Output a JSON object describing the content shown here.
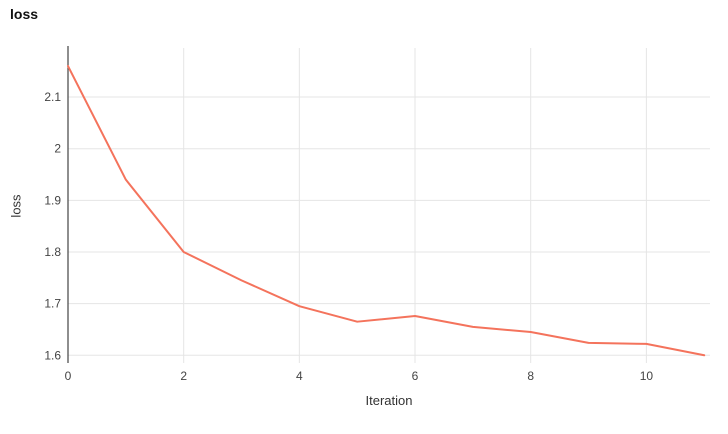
{
  "header": {
    "title": "loss"
  },
  "chart_data": {
    "type": "line",
    "title": "loss",
    "xlabel": "Iteration",
    "ylabel": "loss",
    "x": [
      0,
      1,
      2,
      3,
      4,
      5,
      6,
      7,
      8,
      9,
      10,
      11
    ],
    "series": [
      {
        "name": "loss",
        "values": [
          2.16,
          1.94,
          1.8,
          1.745,
          1.695,
          1.665,
          1.676,
          1.655,
          1.645,
          1.624,
          1.622,
          1.6
        ],
        "color": "#f4735c"
      }
    ],
    "x_ticks": [
      0,
      2,
      4,
      6,
      8,
      10
    ],
    "y_ticks": [
      1.6,
      1.7,
      1.8,
      1.9,
      2,
      2.1
    ],
    "xlim": [
      0,
      11.1
    ],
    "ylim": [
      1.585,
      2.195
    ],
    "grid": true,
    "legend": "none",
    "grid_color": "#e5e5e5",
    "axis_color": "#444444",
    "tick_label_color": "#444444",
    "background": "#ffffff"
  }
}
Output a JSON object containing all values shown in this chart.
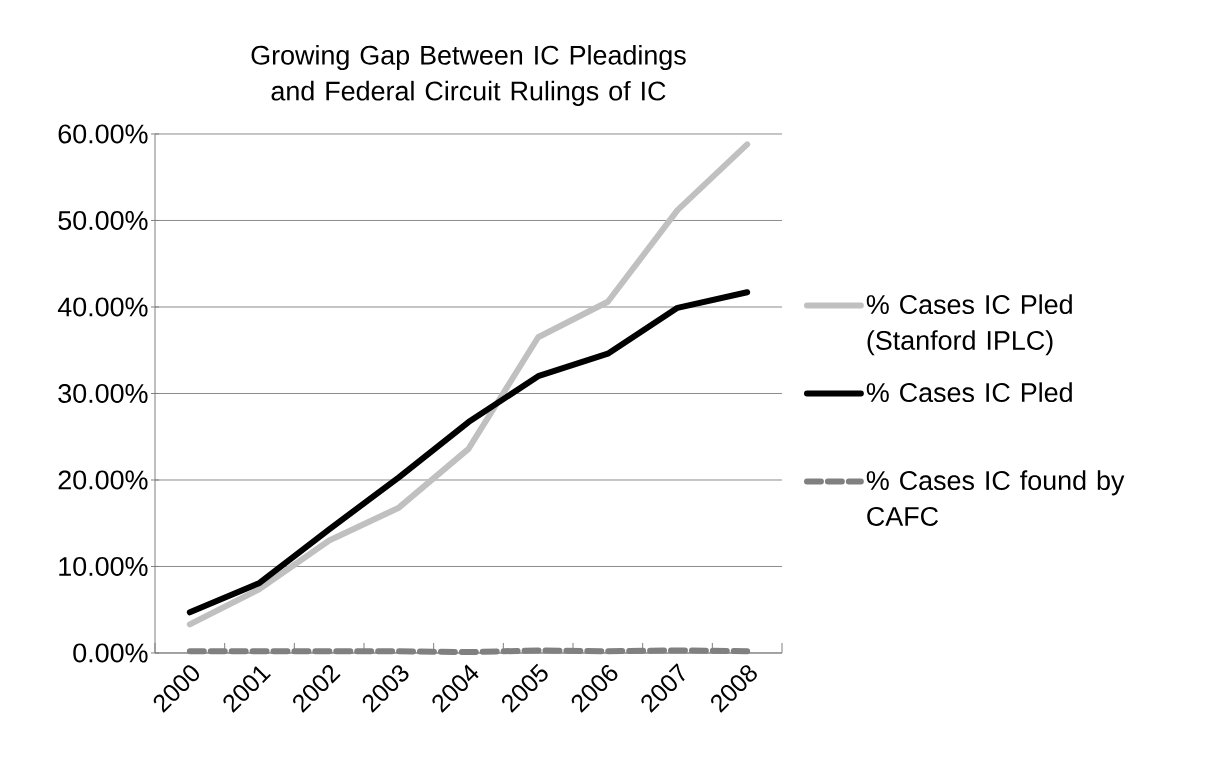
{
  "chart_data": {
    "type": "line",
    "title": "Growing Gap Between IC Pleadings and Federal Circuit Rulings of IC",
    "categories": [
      "2000",
      "2001",
      "2002",
      "2003",
      "2004",
      "2005",
      "2006",
      "2007",
      "2008"
    ],
    "series": [
      {
        "name": "% Cases IC Pled (Stanford IPLC)",
        "color": "#c0c0c0",
        "values": [
          3.3,
          7.4,
          13.0,
          16.8,
          23.6,
          36.5,
          40.6,
          51.2,
          58.8
        ]
      },
      {
        "name": "% Cases IC Pled",
        "color": "#000000",
        "values": [
          4.7,
          8.1,
          14.3,
          20.3,
          26.7,
          32.0,
          34.6,
          39.9,
          41.7
        ]
      },
      {
        "name": "% Cases IC found by CAFC",
        "color": "#808080",
        "line_style": "dashed",
        "values": [
          0.2,
          0.2,
          0.2,
          0.2,
          0.1,
          0.3,
          0.2,
          0.3,
          0.2
        ]
      }
    ],
    "ylim": [
      0,
      60
    ],
    "yticks": [
      {
        "value": 0,
        "label": "0.00%"
      },
      {
        "value": 10,
        "label": "10.00%"
      },
      {
        "value": 20,
        "label": "20.00%"
      },
      {
        "value": 30,
        "label": "30.00%"
      },
      {
        "value": 40,
        "label": "40.00%"
      },
      {
        "value": 50,
        "label": "50.00%"
      },
      {
        "value": 60,
        "label": "60.00%"
      }
    ],
    "grid": "y",
    "legend": "right",
    "line_style": "solid",
    "marker": "none"
  }
}
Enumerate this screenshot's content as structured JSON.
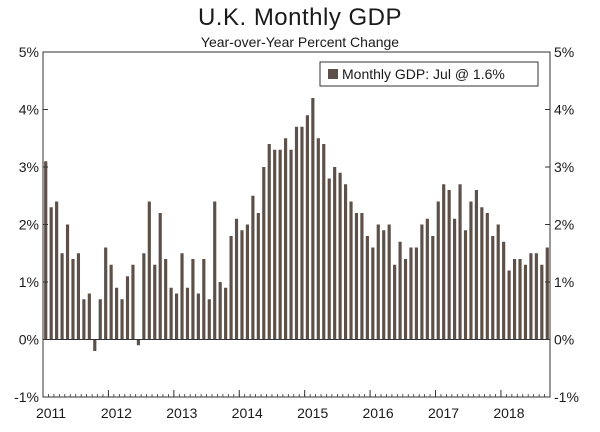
{
  "chart_data": {
    "type": "bar",
    "title": "U.K. Monthly GDP",
    "subtitle": "Year-over-Year Percent Change",
    "xlabel": "",
    "ylabel": "",
    "ylim": [
      -1,
      5
    ],
    "y_ticks": [
      "-1%",
      "0%",
      "1%",
      "2%",
      "3%",
      "4%",
      "5%"
    ],
    "y_tick_values": [
      -1,
      0,
      1,
      2,
      3,
      4,
      5
    ],
    "x_ticks": [
      "2011",
      "2012",
      "2013",
      "2014",
      "2015",
      "2016",
      "2017",
      "2018"
    ],
    "x_tick_positions": [
      0,
      12,
      24,
      36,
      48,
      60,
      72,
      84
    ],
    "period_start": "Jan 2011",
    "period_end": "Jul 2018",
    "grid": false,
    "legend_position": "top-right",
    "series": [
      {
        "name": "Monthly GDP: Jul @ 1.6%",
        "color": "#5c5048",
        "values": [
          3.1,
          2.3,
          2.4,
          1.5,
          2.0,
          1.4,
          1.5,
          0.7,
          0.8,
          -0.2,
          0.7,
          1.6,
          1.3,
          0.9,
          0.7,
          1.1,
          1.3,
          -0.1,
          1.5,
          2.4,
          1.3,
          2.2,
          1.4,
          0.9,
          0.8,
          1.5,
          0.9,
          1.4,
          0.8,
          1.4,
          0.7,
          2.4,
          1.0,
          0.9,
          1.8,
          2.1,
          1.9,
          2.0,
          2.5,
          2.2,
          3.0,
          3.4,
          3.3,
          3.3,
          3.5,
          3.3,
          3.7,
          3.7,
          3.9,
          4.2,
          3.5,
          3.4,
          2.8,
          3.0,
          2.9,
          2.7,
          2.4,
          2.2,
          2.2,
          1.8,
          1.6,
          2.0,
          1.9,
          2.0,
          1.3,
          1.7,
          1.4,
          1.6,
          1.6,
          2.0,
          2.1,
          1.8,
          2.4,
          2.7,
          2.6,
          2.1,
          2.7,
          1.9,
          2.4,
          2.6,
          2.3,
          2.2,
          1.8,
          2.0,
          1.7,
          1.2,
          1.4,
          1.4,
          1.3,
          1.5,
          1.5,
          1.3,
          1.6
        ]
      }
    ]
  }
}
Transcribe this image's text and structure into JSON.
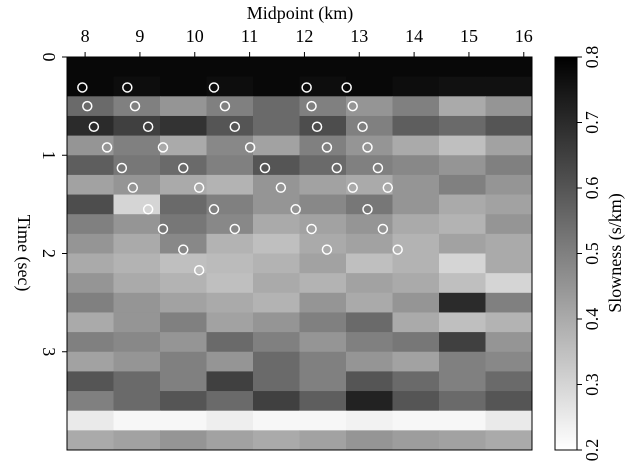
{
  "chart_data": {
    "type": "heatmap",
    "xlabel": "Midpoint (km)",
    "ylabel": "Time (sec)",
    "colorbar_label": "Slowness (s/km)",
    "xlim": [
      7.67,
      16.15
    ],
    "ylim": [
      0,
      4
    ],
    "xticks": [
      8,
      9,
      10,
      11,
      12,
      13,
      14,
      15,
      16
    ],
    "yticks": [
      0,
      1,
      2,
      3
    ],
    "clim": [
      0.2,
      0.8
    ],
    "cticks": [
      0.2,
      0.3,
      0.4,
      0.5,
      0.6,
      0.7,
      0.8
    ],
    "colormap": "gray-reversed",
    "xbins": [
      7.67,
      8.518,
      9.366,
      10.214,
      11.062,
      11.91,
      12.758,
      13.606,
      14.454,
      15.302,
      16.15
    ],
    "ybins": [
      0,
      0.2,
      0.4,
      0.6,
      0.8,
      1.0,
      1.2,
      1.4,
      1.6,
      1.8,
      2.0,
      2.2,
      2.4,
      2.6,
      2.8,
      3.0,
      3.2,
      3.4,
      3.6,
      3.8,
      4.0
    ],
    "values": [
      [
        0.78,
        0.78,
        0.78,
        0.78,
        0.78,
        0.78,
        0.78,
        0.78,
        0.78,
        0.78
      ],
      [
        0.78,
        0.77,
        0.78,
        0.77,
        0.78,
        0.77,
        0.78,
        0.77,
        0.76,
        0.76
      ],
      [
        0.55,
        0.5,
        0.45,
        0.5,
        0.55,
        0.5,
        0.45,
        0.5,
        0.4,
        0.45
      ],
      [
        0.7,
        0.65,
        0.68,
        0.6,
        0.55,
        0.62,
        0.5,
        0.58,
        0.55,
        0.6
      ],
      [
        0.45,
        0.5,
        0.4,
        0.48,
        0.42,
        0.5,
        0.45,
        0.4,
        0.35,
        0.42
      ],
      [
        0.58,
        0.52,
        0.55,
        0.5,
        0.6,
        0.55,
        0.5,
        0.48,
        0.45,
        0.5
      ],
      [
        0.42,
        0.45,
        0.4,
        0.38,
        0.45,
        0.42,
        0.4,
        0.45,
        0.5,
        0.45
      ],
      [
        0.62,
        0.3,
        0.55,
        0.5,
        0.45,
        0.48,
        0.52,
        0.45,
        0.4,
        0.42
      ],
      [
        0.5,
        0.45,
        0.52,
        0.48,
        0.4,
        0.42,
        0.45,
        0.4,
        0.38,
        0.45
      ],
      [
        0.45,
        0.4,
        0.48,
        0.38,
        0.35,
        0.4,
        0.42,
        0.38,
        0.42,
        0.4
      ],
      [
        0.4,
        0.38,
        0.35,
        0.36,
        0.38,
        0.42,
        0.35,
        0.38,
        0.3,
        0.4
      ],
      [
        0.45,
        0.4,
        0.38,
        0.35,
        0.4,
        0.38,
        0.42,
        0.4,
        0.35,
        0.3
      ],
      [
        0.5,
        0.45,
        0.42,
        0.4,
        0.38,
        0.45,
        0.4,
        0.45,
        0.7,
        0.5
      ],
      [
        0.4,
        0.45,
        0.5,
        0.42,
        0.45,
        0.5,
        0.55,
        0.4,
        0.35,
        0.38
      ],
      [
        0.5,
        0.48,
        0.45,
        0.55,
        0.5,
        0.45,
        0.5,
        0.52,
        0.65,
        0.45
      ],
      [
        0.42,
        0.45,
        0.5,
        0.45,
        0.55,
        0.5,
        0.45,
        0.42,
        0.5,
        0.48
      ],
      [
        0.6,
        0.55,
        0.5,
        0.65,
        0.55,
        0.5,
        0.6,
        0.55,
        0.5,
        0.55
      ],
      [
        0.5,
        0.55,
        0.6,
        0.55,
        0.65,
        0.58,
        0.72,
        0.6,
        0.55,
        0.6
      ],
      [
        0.25,
        0.22,
        0.22,
        0.24,
        0.22,
        0.22,
        0.23,
        0.22,
        0.22,
        0.25
      ],
      [
        0.4,
        0.42,
        0.45,
        0.42,
        0.4,
        0.42,
        0.45,
        0.43,
        0.42,
        0.4
      ]
    ],
    "markers": {
      "color": "#ffffff",
      "x": [
        7.95,
        8.77,
        10.35,
        12.04,
        12.77,
        8.04,
        8.91,
        10.55,
        12.13,
        12.88,
        8.16,
        9.15,
        10.73,
        12.23,
        13.06,
        8.4,
        9.42,
        11.01,
        12.41,
        13.15,
        8.67,
        9.79,
        11.28,
        12.59,
        13.34,
        8.87,
        10.08,
        11.57,
        12.88,
        13.52,
        9.15,
        10.35,
        11.84,
        13.15,
        9.42,
        10.73,
        12.13,
        13.43,
        9.79,
        12.41,
        13.7,
        10.08
      ],
      "y": [
        0.31,
        0.31,
        0.31,
        0.31,
        0.31,
        0.5,
        0.5,
        0.5,
        0.5,
        0.5,
        0.71,
        0.71,
        0.71,
        0.71,
        0.71,
        0.92,
        0.92,
        0.92,
        0.92,
        0.92,
        1.13,
        1.13,
        1.13,
        1.13,
        1.13,
        1.33,
        1.33,
        1.33,
        1.33,
        1.33,
        1.55,
        1.55,
        1.55,
        1.55,
        1.75,
        1.75,
        1.75,
        1.75,
        1.96,
        1.96,
        1.96,
        2.17
      ]
    }
  }
}
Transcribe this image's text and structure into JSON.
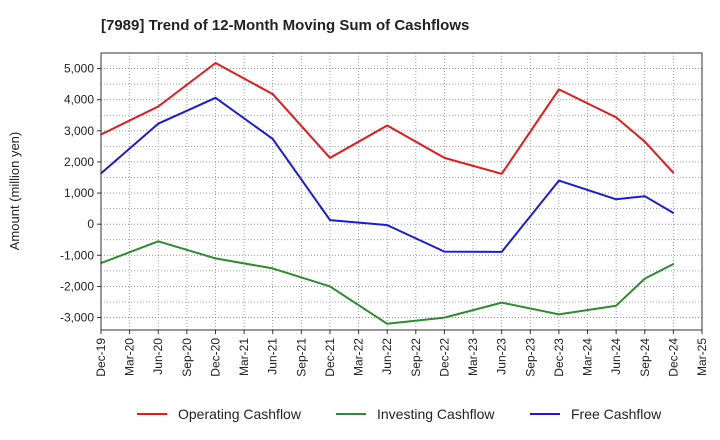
{
  "chart_data": {
    "type": "line",
    "title": "[7989]  Trend of 12-Month Moving Sum of Cashflows",
    "xlabel": "",
    "ylabel": "Amount (million yen)",
    "ylim": [
      -3400,
      5500
    ],
    "yticks": [
      -3000,
      -2000,
      -1000,
      0,
      1000,
      2000,
      3000,
      4000,
      5000
    ],
    "ytick_labels": [
      "-3,000",
      "-2,000",
      "-1,000",
      "0",
      "1,000",
      "2,000",
      "3,000",
      "4,000",
      "5,000"
    ],
    "xtick_labels": [
      "Dec-19",
      "Mar-20",
      "Jun-20",
      "Sep-20",
      "Dec-20",
      "Mar-21",
      "Jun-21",
      "Sep-21",
      "Dec-21",
      "Mar-22",
      "Jun-22",
      "Sep-22",
      "Dec-22",
      "Mar-23",
      "Jun-23",
      "Sep-23",
      "Dec-23",
      "Mar-24",
      "Jun-24",
      "Sep-24",
      "Dec-24",
      "Mar-25"
    ],
    "x": [
      "Dec-19",
      "Jun-20",
      "Dec-20",
      "Jun-21",
      "Dec-21",
      "Jun-22",
      "Dec-22",
      "Jun-23",
      "Dec-23",
      "Jun-24",
      "Sep-24",
      "Dec-24"
    ],
    "grid": true,
    "legend_position": "bottom",
    "series": [
      {
        "name": "Operating Cashflow",
        "color": "#e41a1c",
        "values": [
          2880,
          3780,
          5180,
          4180,
          2130,
          3170,
          2130,
          1620,
          4330,
          3430,
          2650,
          1650
        ]
      },
      {
        "name": "Investing Cashflow",
        "color": "#2e8b2e",
        "values": [
          -1250,
          -550,
          -1100,
          -1420,
          -2000,
          -3200,
          -3000,
          -2520,
          -2900,
          -2620,
          -1750,
          -1280
        ]
      },
      {
        "name": "Free Cashflow",
        "color": "#1a1adf",
        "values": [
          1630,
          3230,
          4060,
          2740,
          130,
          -30,
          -880,
          -890,
          1400,
          800,
          900,
          360
        ]
      }
    ]
  }
}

## [Your goal]
Go through the material above and count the lines that contain "content"; answer with the number alone.

## [Result]
2